*What to work on*
Find the string "Хмельницького" in the listing and report every line that has it.

*Stored records*
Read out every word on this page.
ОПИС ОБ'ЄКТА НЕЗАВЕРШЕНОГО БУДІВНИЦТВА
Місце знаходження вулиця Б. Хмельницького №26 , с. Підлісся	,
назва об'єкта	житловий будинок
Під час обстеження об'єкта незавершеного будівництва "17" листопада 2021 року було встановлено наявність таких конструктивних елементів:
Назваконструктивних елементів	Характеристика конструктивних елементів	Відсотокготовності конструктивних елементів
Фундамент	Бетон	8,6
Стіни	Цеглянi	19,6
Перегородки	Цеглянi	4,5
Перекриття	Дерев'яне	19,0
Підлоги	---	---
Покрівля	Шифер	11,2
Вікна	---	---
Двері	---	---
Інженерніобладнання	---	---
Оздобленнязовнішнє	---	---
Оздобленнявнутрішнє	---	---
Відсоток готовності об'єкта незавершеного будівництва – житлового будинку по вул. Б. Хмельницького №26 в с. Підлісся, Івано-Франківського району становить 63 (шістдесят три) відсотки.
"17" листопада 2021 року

*Response below*
Місце знаходження вулиця Б. Хмельницького №26 , с. Підлісся	,
Відсоток готовності об'єкта незавершеного будівництва – житлового будинку по вул. Б. Хмельницького №26 в с. Підлісся, Івано-Франківського району становить 63 (шістдесят три) відсотки.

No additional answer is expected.